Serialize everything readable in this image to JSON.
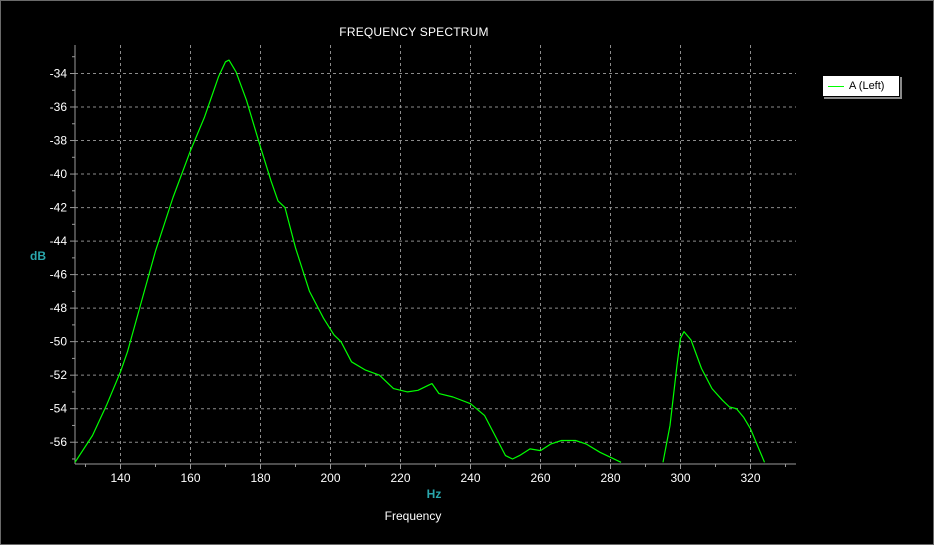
{
  "window": {
    "background": "#000000"
  },
  "chart_data": {
    "type": "line",
    "title": "FREQUENCY SPECTRUM",
    "xlabel": "Frequency",
    "xunit": "Hz",
    "ylabel": "dB",
    "xlim": [
      127,
      333
    ],
    "ylim": [
      -57.3,
      -32.3
    ],
    "xticks": [
      140,
      160,
      180,
      200,
      220,
      240,
      260,
      280,
      300,
      320
    ],
    "yticks": [
      -34,
      -36,
      -38,
      -40,
      -42,
      -44,
      -46,
      -48,
      -50,
      -52,
      -54,
      -56
    ],
    "grid": true,
    "legend_position": "top-right",
    "series": [
      {
        "name": "A (Left)",
        "color": "#00ff00",
        "segments": [
          [
            [
              127,
              -57.2
            ],
            [
              132,
              -55.6
            ],
            [
              136,
              -53.8
            ],
            [
              140,
              -51.8
            ],
            [
              142,
              -50.6
            ],
            [
              146,
              -47.6
            ],
            [
              150,
              -44.6
            ],
            [
              155,
              -41.4
            ],
            [
              160,
              -38.6
            ],
            [
              164,
              -36.6
            ],
            [
              166,
              -35.4
            ],
            [
              168,
              -34.2
            ],
            [
              170,
              -33.3
            ],
            [
              171,
              -33.2
            ],
            [
              173,
              -33.9
            ],
            [
              176,
              -35.6
            ],
            [
              180,
              -38.4
            ],
            [
              183,
              -40.4
            ],
            [
              185,
              -41.6
            ],
            [
              187,
              -42.0
            ],
            [
              190,
              -44.4
            ],
            [
              194,
              -47.0
            ],
            [
              198,
              -48.6
            ],
            [
              201,
              -49.6
            ],
            [
              203,
              -50.0
            ],
            [
              206,
              -51.2
            ],
            [
              210,
              -51.7
            ],
            [
              214,
              -52.0
            ],
            [
              218,
              -52.8
            ],
            [
              222,
              -53.0
            ],
            [
              225,
              -52.9
            ],
            [
              228,
              -52.6
            ],
            [
              229,
              -52.5
            ],
            [
              231,
              -53.1
            ],
            [
              235,
              -53.3
            ],
            [
              240,
              -53.7
            ],
            [
              244,
              -54.4
            ],
            [
              247,
              -55.6
            ],
            [
              250,
              -56.8
            ],
            [
              252,
              -57.0
            ],
            [
              254,
              -56.8
            ],
            [
              257,
              -56.4
            ],
            [
              260,
              -56.5
            ],
            [
              263,
              -56.1
            ],
            [
              266,
              -55.9
            ],
            [
              270,
              -55.9
            ],
            [
              273,
              -56.1
            ],
            [
              277,
              -56.6
            ],
            [
              280,
              -56.9
            ],
            [
              283,
              -57.2
            ]
          ],
          [
            [
              295,
              -57.2
            ],
            [
              297,
              -55.0
            ],
            [
              299,
              -51.4
            ],
            [
              300,
              -49.8
            ],
            [
              301,
              -49.4
            ],
            [
              303,
              -49.9
            ],
            [
              306,
              -51.6
            ],
            [
              309,
              -52.8
            ],
            [
              312,
              -53.5
            ],
            [
              314,
              -53.9
            ],
            [
              316,
              -54.0
            ],
            [
              318,
              -54.5
            ],
            [
              320,
              -55.2
            ],
            [
              322,
              -56.2
            ],
            [
              324,
              -57.2
            ]
          ]
        ]
      }
    ]
  }
}
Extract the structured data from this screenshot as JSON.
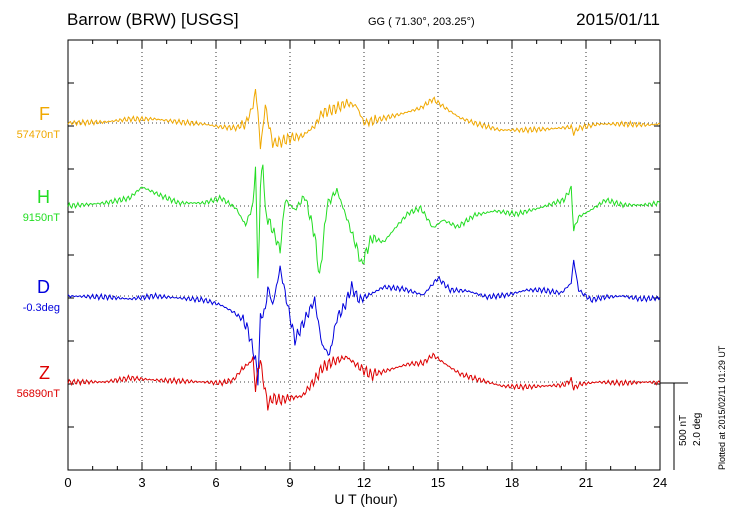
{
  "header": {
    "title": "Barrow (BRW)  [USGS]",
    "coords": "GG ( 71.30°, 203.25°)",
    "date": "2015/01/11"
  },
  "footer": {
    "plotted": "Plotted at 2015/02/11 01:29 UT"
  },
  "chart_data": {
    "type": "line",
    "xlabel": "U T (hour)",
    "xlim": [
      0,
      24
    ],
    "xticks": [
      0,
      3,
      6,
      9,
      12,
      15,
      18,
      21,
      24
    ],
    "grid": true,
    "scale": {
      "nT": "500 nT",
      "deg": "2.0 deg"
    },
    "series": [
      {
        "name": "F",
        "baseline": "57470nT",
        "color": "#f0a800",
        "points": [
          [
            0,
            123
          ],
          [
            1.5,
            122
          ],
          [
            2.5,
            119
          ],
          [
            3.5,
            119
          ],
          [
            4.5,
            122
          ],
          [
            5.5,
            124
          ],
          [
            6.2,
            127
          ],
          [
            6.8,
            128
          ],
          [
            7.2,
            124
          ],
          [
            7.5,
            106
          ],
          [
            7.6,
            90
          ],
          [
            7.7,
            112
          ],
          [
            7.8,
            148
          ],
          [
            7.9,
            128
          ],
          [
            8.0,
            105
          ],
          [
            8.1,
            120
          ],
          [
            8.3,
            143
          ],
          [
            8.6,
            142
          ],
          [
            9.0,
            138
          ],
          [
            9.5,
            136
          ],
          [
            10.0,
            126
          ],
          [
            10.3,
            113
          ],
          [
            10.8,
            109
          ],
          [
            11.3,
            103
          ],
          [
            11.7,
            106
          ],
          [
            12.0,
            123
          ],
          [
            12.5,
            120
          ],
          [
            13.5,
            114
          ],
          [
            14.3,
            108
          ],
          [
            14.8,
            99
          ],
          [
            15.3,
            108
          ],
          [
            15.9,
            118
          ],
          [
            16.6,
            124
          ],
          [
            17.5,
            130
          ],
          [
            18.5,
            130
          ],
          [
            19.5,
            129
          ],
          [
            20.4,
            127
          ],
          [
            20.5,
            133
          ],
          [
            20.7,
            128
          ],
          [
            21.5,
            124
          ],
          [
            22.5,
            124
          ],
          [
            23.5,
            125
          ],
          [
            24,
            124
          ]
        ]
      },
      {
        "name": "H",
        "baseline": "9150nT",
        "color": "#22dd22",
        "points": [
          [
            0,
            206
          ],
          [
            1.5,
            203
          ],
          [
            2.5,
            198
          ],
          [
            3.0,
            187
          ],
          [
            3.8,
            196
          ],
          [
            4.5,
            203
          ],
          [
            5.5,
            203
          ],
          [
            6.2,
            198
          ],
          [
            6.8,
            208
          ],
          [
            7.2,
            225
          ],
          [
            7.5,
            205
          ],
          [
            7.6,
            165
          ],
          [
            7.7,
            278
          ],
          [
            7.8,
            190
          ],
          [
            7.9,
            160
          ],
          [
            8.0,
            213
          ],
          [
            8.3,
            230
          ],
          [
            8.6,
            250
          ],
          [
            8.8,
            200
          ],
          [
            9.2,
            210
          ],
          [
            9.6,
            196
          ],
          [
            10.0,
            235
          ],
          [
            10.2,
            278
          ],
          [
            10.5,
            205
          ],
          [
            10.9,
            190
          ],
          [
            11.3,
            218
          ],
          [
            11.7,
            247
          ],
          [
            11.9,
            265
          ],
          [
            12.3,
            238
          ],
          [
            12.8,
            242
          ],
          [
            13.3,
            227
          ],
          [
            13.8,
            213
          ],
          [
            14.3,
            208
          ],
          [
            14.8,
            228
          ],
          [
            15.2,
            220
          ],
          [
            15.8,
            227
          ],
          [
            16.5,
            215
          ],
          [
            17.3,
            211
          ],
          [
            18.2,
            214
          ],
          [
            19.1,
            208
          ],
          [
            20.1,
            200
          ],
          [
            20.4,
            188
          ],
          [
            20.5,
            230
          ],
          [
            20.7,
            217
          ],
          [
            21.2,
            210
          ],
          [
            21.8,
            200
          ],
          [
            22.5,
            205
          ],
          [
            23.3,
            205
          ],
          [
            24,
            203
          ]
        ]
      },
      {
        "name": "D",
        "baseline": "-0.3deg",
        "color": "#0000dd",
        "points": [
          [
            0,
            296
          ],
          [
            1.5,
            297
          ],
          [
            2.5,
            299
          ],
          [
            3.5,
            296
          ],
          [
            4.5,
            298
          ],
          [
            5.5,
            300
          ],
          [
            6.2,
            305
          ],
          [
            6.7,
            312
          ],
          [
            7.1,
            320
          ],
          [
            7.3,
            330
          ],
          [
            7.5,
            350
          ],
          [
            7.6,
            360
          ],
          [
            7.7,
            380
          ],
          [
            7.8,
            318
          ],
          [
            8.0,
            310
          ],
          [
            8.1,
            287
          ],
          [
            8.3,
            305
          ],
          [
            8.6,
            268
          ],
          [
            8.9,
            305
          ],
          [
            9.2,
            340
          ],
          [
            9.6,
            320
          ],
          [
            10.0,
            300
          ],
          [
            10.3,
            345
          ],
          [
            10.6,
            355
          ],
          [
            10.9,
            318
          ],
          [
            11.2,
            307
          ],
          [
            11.5,
            287
          ],
          [
            11.8,
            300
          ],
          [
            12.2,
            295
          ],
          [
            12.8,
            287
          ],
          [
            13.6,
            289
          ],
          [
            14.4,
            295
          ],
          [
            15.0,
            278
          ],
          [
            15.5,
            290
          ],
          [
            16.2,
            291
          ],
          [
            17.0,
            297
          ],
          [
            17.8,
            295
          ],
          [
            18.6,
            290
          ],
          [
            19.2,
            290
          ],
          [
            20.0,
            293
          ],
          [
            20.4,
            283
          ],
          [
            20.5,
            260
          ],
          [
            20.7,
            290
          ],
          [
            21.2,
            300
          ],
          [
            21.8,
            297
          ],
          [
            22.5,
            296
          ],
          [
            23.2,
            299
          ],
          [
            24,
            298
          ]
        ]
      },
      {
        "name": "Z",
        "baseline": "56890nT",
        "color": "#dd0000",
        "points": [
          [
            0,
            382
          ],
          [
            1.5,
            382
          ],
          [
            2.5,
            378
          ],
          [
            3.5,
            380
          ],
          [
            4.5,
            381
          ],
          [
            5.5,
            382
          ],
          [
            6.2,
            383
          ],
          [
            6.7,
            380
          ],
          [
            7.1,
            368
          ],
          [
            7.4,
            362
          ],
          [
            7.5,
            358
          ],
          [
            7.6,
            390
          ],
          [
            7.7,
            370
          ],
          [
            7.8,
            360
          ],
          [
            7.9,
            378
          ],
          [
            8.0,
            392
          ],
          [
            8.1,
            405
          ],
          [
            8.3,
            398
          ],
          [
            8.6,
            400
          ],
          [
            9.0,
            398
          ],
          [
            9.5,
            396
          ],
          [
            10.0,
            380
          ],
          [
            10.3,
            368
          ],
          [
            10.7,
            362
          ],
          [
            11.3,
            357
          ],
          [
            11.8,
            367
          ],
          [
            12.3,
            375
          ],
          [
            13.0,
            370
          ],
          [
            13.8,
            364
          ],
          [
            14.4,
            363
          ],
          [
            14.8,
            355
          ],
          [
            15.3,
            364
          ],
          [
            15.9,
            374
          ],
          [
            16.7,
            380
          ],
          [
            17.6,
            386
          ],
          [
            18.5,
            387
          ],
          [
            19.3,
            386
          ],
          [
            20.1,
            385
          ],
          [
            20.4,
            380
          ],
          [
            20.5,
            388
          ],
          [
            20.8,
            384
          ],
          [
            21.5,
            382
          ],
          [
            22.5,
            383
          ],
          [
            23.5,
            382
          ],
          [
            24,
            383
          ]
        ]
      }
    ]
  }
}
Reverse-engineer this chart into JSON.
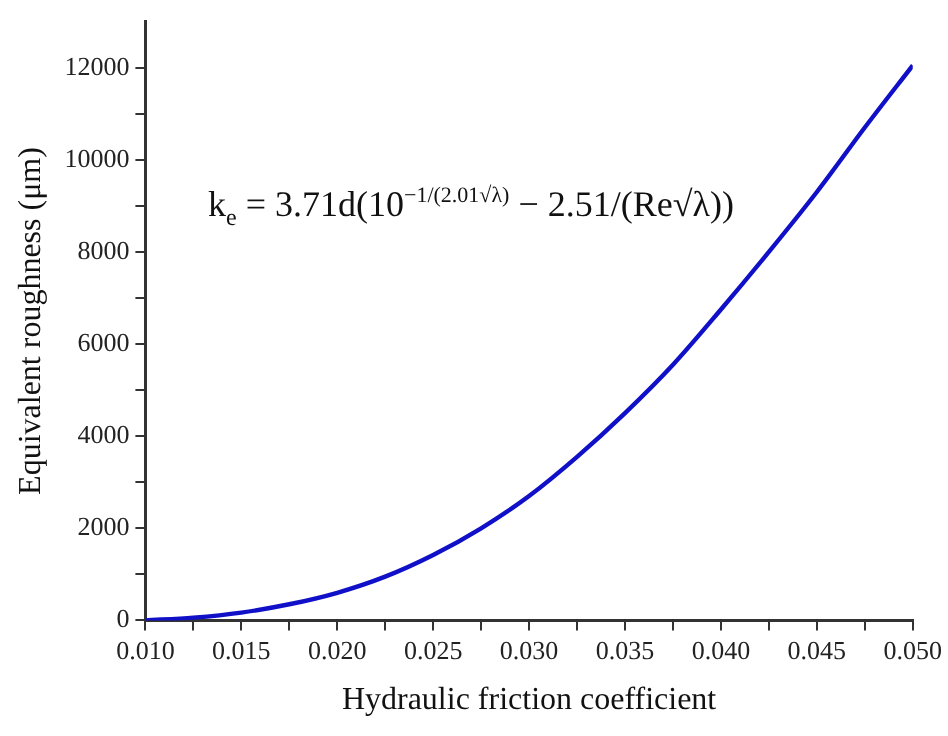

◆ ◆ ◆ ◆ ◆

Extract all lines that hold the word "title".

## Final answer
    "title": "FREQUENCY SPECTRUM",
    "title": "Barrow (BRW)  [USGS]",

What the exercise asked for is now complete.